Instructions for the task. Without including any pictures, write out all the entries exactly.
[Begin Data records]
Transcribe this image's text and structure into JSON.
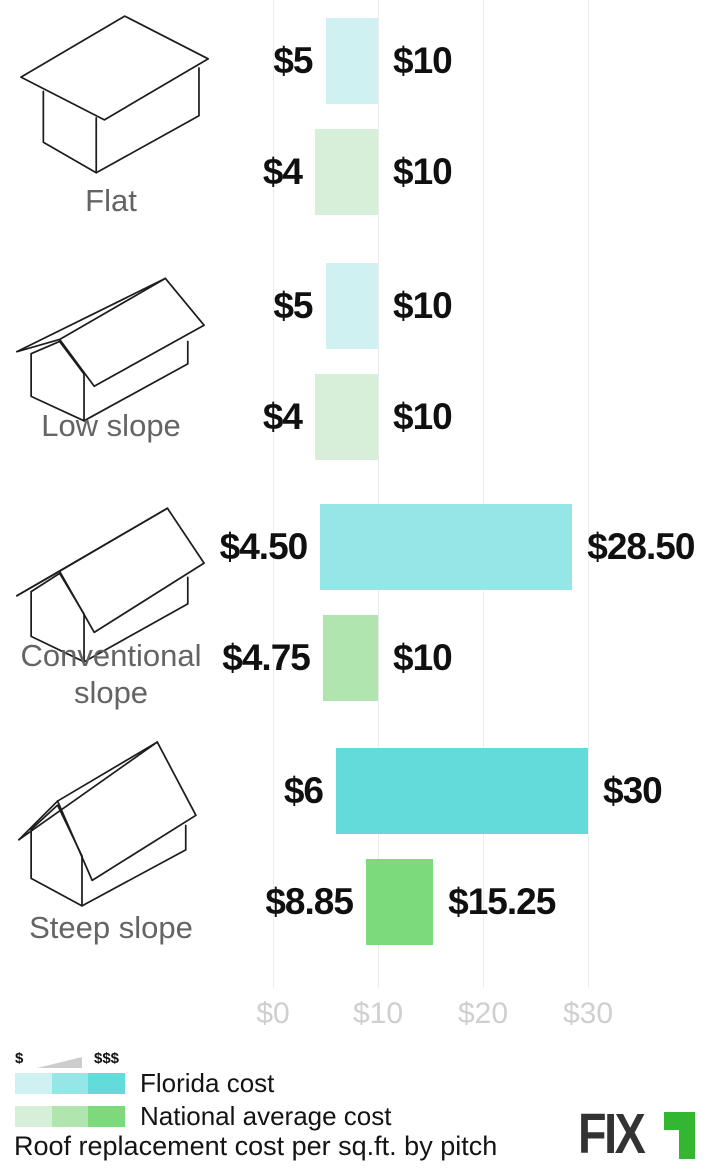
{
  "chart_data": {
    "type": "bar",
    "orientation": "horizontal-range",
    "title": "Roof replacement cost per sq.ft. by pitch",
    "xlabel": "",
    "ylabel": "",
    "x_axis": {
      "ticks": [
        {
          "label": "$0",
          "value": 0
        },
        {
          "label": "$10",
          "value": 10
        },
        {
          "label": "$20",
          "value": 20
        },
        {
          "label": "$30",
          "value": 30
        }
      ],
      "range": [
        0,
        31
      ]
    },
    "series": [
      {
        "name": "Florida cost",
        "colors": [
          "#cff1f1",
          "#95e6e6",
          "#63dbdb"
        ]
      },
      {
        "name": "National average cost",
        "colors": [
          "#d7eed9",
          "#b0e5b0",
          "#7cd97c"
        ]
      }
    ],
    "groups": [
      {
        "pitch": "Flat",
        "shade": 0,
        "florida": {
          "min": 5,
          "max": 10,
          "min_label": "$5",
          "max_label": "$10"
        },
        "national": {
          "min": 4,
          "max": 10,
          "min_label": "$4",
          "max_label": "$10"
        }
      },
      {
        "pitch": "Low slope",
        "shade": 0,
        "florida": {
          "min": 5,
          "max": 10,
          "min_label": "$5",
          "max_label": "$10"
        },
        "national": {
          "min": 4,
          "max": 10,
          "min_label": "$4",
          "max_label": "$10"
        }
      },
      {
        "pitch": "Conventional slope",
        "shade": 1,
        "florida": {
          "min": 4.5,
          "max": 28.5,
          "min_label": "$4.50",
          "max_label": "$28.50"
        },
        "national": {
          "min": 4.75,
          "max": 10,
          "min_label": "$4.75",
          "max_label": "$10"
        }
      },
      {
        "pitch": "Steep slope",
        "shade": 2,
        "florida": {
          "min": 6,
          "max": 30,
          "min_label": "$6",
          "max_label": "$30"
        },
        "national": {
          "min": 8.85,
          "max": 15.25,
          "min_label": "$8.85",
          "max_label": "$15.25"
        }
      }
    ],
    "legend": {
      "scale_min": "$",
      "scale_max": "$$$"
    }
  },
  "logo": {
    "text": "FIX",
    "accent_color": "#33b733",
    "text_color": "#333333"
  }
}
[End Data records]
Answer to the task.
Transcribe this image's text and structure into JSON.
{
  "chart_data": {
    "type": "bar",
    "orientation": "horizontal-range",
    "title": "Roof replacement cost per sq.ft. by pitch",
    "xlabel": "",
    "ylabel": "",
    "x_axis": {
      "ticks": [
        {
          "label": "$0",
          "value": 0
        },
        {
          "label": "$10",
          "value": 10
        },
        {
          "label": "$20",
          "value": 20
        },
        {
          "label": "$30",
          "value": 30
        }
      ],
      "range": [
        0,
        31
      ]
    },
    "series": [
      {
        "name": "Florida cost",
        "colors": [
          "#cff1f1",
          "#95e6e6",
          "#63dbdb"
        ]
      },
      {
        "name": "National average cost",
        "colors": [
          "#d7eed9",
          "#b0e5b0",
          "#7cd97c"
        ]
      }
    ],
    "groups": [
      {
        "pitch": "Flat",
        "shade": 0,
        "florida": {
          "min": 5,
          "max": 10,
          "min_label": "$5",
          "max_label": "$10"
        },
        "national": {
          "min": 4,
          "max": 10,
          "min_label": "$4",
          "max_label": "$10"
        }
      },
      {
        "pitch": "Low slope",
        "shade": 0,
        "florida": {
          "min": 5,
          "max": 10,
          "min_label": "$5",
          "max_label": "$10"
        },
        "national": {
          "min": 4,
          "max": 10,
          "min_label": "$4",
          "max_label": "$10"
        }
      },
      {
        "pitch": "Conventional slope",
        "shade": 1,
        "florida": {
          "min": 4.5,
          "max": 28.5,
          "min_label": "$4.50",
          "max_label": "$28.50"
        },
        "national": {
          "min": 4.75,
          "max": 10,
          "min_label": "$4.75",
          "max_label": "$10"
        }
      },
      {
        "pitch": "Steep slope",
        "shade": 2,
        "florida": {
          "min": 6,
          "max": 30,
          "min_label": "$6",
          "max_label": "$30"
        },
        "national": {
          "min": 8.85,
          "max": 15.25,
          "min_label": "$8.85",
          "max_label": "$15.25"
        }
      }
    ],
    "legend": {
      "scale_min": "$",
      "scale_max": "$$$"
    }
  },
  "logo": {
    "text": "FIX",
    "accent_color": "#33b733",
    "text_color": "#333333"
  }
}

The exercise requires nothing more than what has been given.